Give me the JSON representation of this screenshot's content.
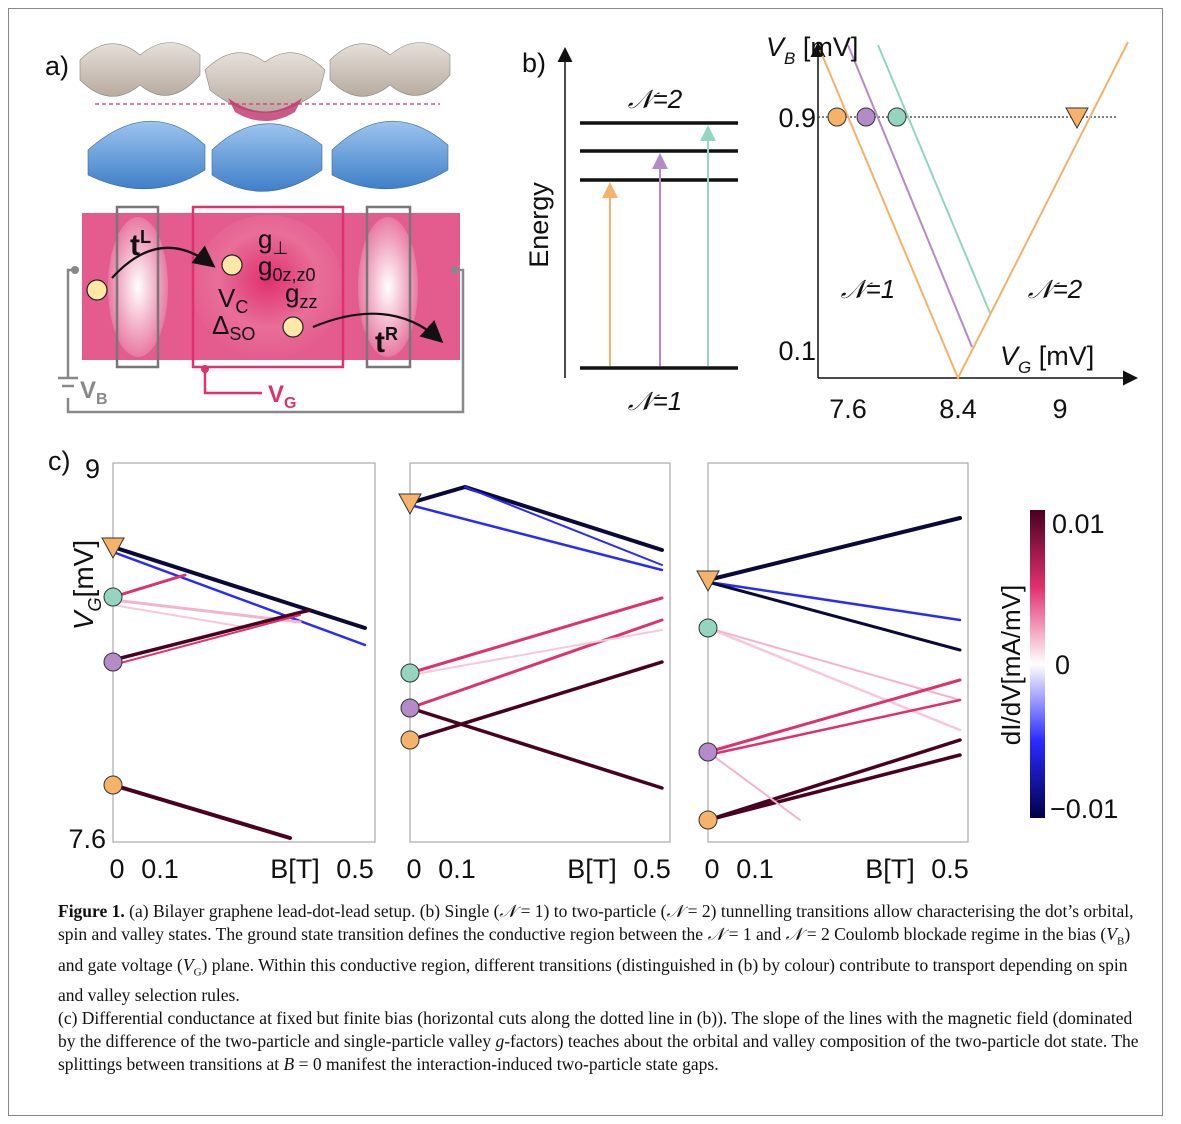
{
  "panel_a": {
    "label": "a)",
    "t_left": {
      "base": "t",
      "sup": "L"
    },
    "g_perp": {
      "base": "g",
      "sub": "⊥"
    },
    "g_0z": {
      "base": "g",
      "sub": "0z,z0"
    },
    "v_c": {
      "base": "V",
      "sub": "C"
    },
    "g_zz": {
      "base": "g",
      "sub": "zz"
    },
    "delta_so": {
      "base": "Δ",
      "sub": "SO"
    },
    "t_right": {
      "base": "t",
      "sup": "R"
    },
    "v_b": {
      "base": "V",
      "sub": "B"
    },
    "v_g": {
      "base": "V",
      "sub": "G"
    }
  },
  "panel_b": {
    "label": "b)",
    "levels_upper": "𝒩=2",
    "energy_axis": "Energy",
    "levels_lower": "𝒩=1",
    "y_axis": {
      "base": "V",
      "sub": "B",
      "unit": " [mV]"
    },
    "yticks": [
      "0.9",
      "0.1"
    ],
    "region_left": "𝒩=1",
    "region_right": "𝒩=2",
    "x_axis": {
      "base": "V",
      "sub": "G",
      "unit": " [mV]"
    },
    "xticks": [
      "7.6",
      "8.4",
      "9"
    ]
  },
  "panel_c": {
    "label": "c)",
    "yticks": [
      "9",
      "7.6"
    ],
    "y_axis": {
      "base": "V",
      "sub": "G",
      "unit": "[mV]"
    },
    "subplots": [
      {
        "xticks": [
          "0",
          "0.1",
          "0.5"
        ],
        "x_axis": "B[T]"
      },
      {
        "xticks": [
          "0",
          "0.1",
          "0.5"
        ],
        "x_axis": "B[T]"
      },
      {
        "xticks": [
          "0",
          "0.1",
          "0.5"
        ],
        "x_axis": "B[T]"
      }
    ],
    "colorbar": {
      "ticks": [
        "0.01",
        "0",
        "−0.01"
      ],
      "label": "dI/dV[mA/mV]"
    }
  },
  "caption": {
    "label": "Figure 1.",
    "part_1": [
      {
        "text": " (a) Bilayer graphene lead-dot-lead setup. (b) Single ("
      },
      {
        "text": "𝒩",
        "style": "italic"
      },
      {
        "text": " = 1) to two-particle ("
      },
      {
        "text": "𝒩",
        "style": "italic"
      },
      {
        "text": " = 2) tunnelling transitions allow characterising the dot’s orbital, spin and valley states. The ground state transition defines the conductive region between the "
      },
      {
        "text": "𝒩",
        "style": "italic"
      },
      {
        "text": " = 1 and "
      },
      {
        "text": "𝒩",
        "style": "italic"
      },
      {
        "text": " = 2 Coulomb blockade regime in the bias ("
      },
      {
        "text": "V",
        "style": "italic"
      },
      {
        "text": "B",
        "style": "sub"
      },
      {
        "text": ") and gate voltage ("
      },
      {
        "text": "V",
        "style": "italic"
      },
      {
        "text": "G",
        "style": "sub"
      },
      {
        "text": ") plane. Within this conductive region, different transitions (distinguished in (b) by colour) contribute to transport depending on spin and valley selection rules."
      }
    ],
    "part_2": [
      {
        "text": "(c) Differential conductance at fixed but finite bias (horizontal cuts along the dotted line in (b)). The slope of the lines with the magnetic field (dominated by the difference of the two-particle and single-particle valley "
      },
      {
        "text": "g",
        "style": "italic"
      },
      {
        "text": "-factors) teaches about the orbital and valley composition of the two-particle dot state. The splittings between transitions at "
      },
      {
        "text": "B",
        "style": "italic"
      },
      {
        "text": " = 0 manifest the interaction-induced two-particle state gaps."
      }
    ]
  }
}
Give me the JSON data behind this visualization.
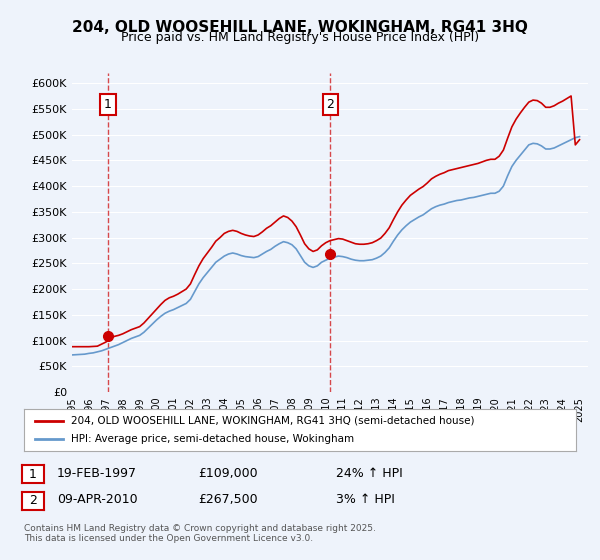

§ **WORK TO DO**
Find all lines holding the string "this" and copy them.

§ **EXERCISE OUTPUT**
Give me the JSON representation of this screenshot's content.
        "text": ") plane. Within this conductive region, different transitions (distinguished in (b) by colour) contribute to transport depending on spin and valley selection rules."
Give me the JSON data behind this visualization.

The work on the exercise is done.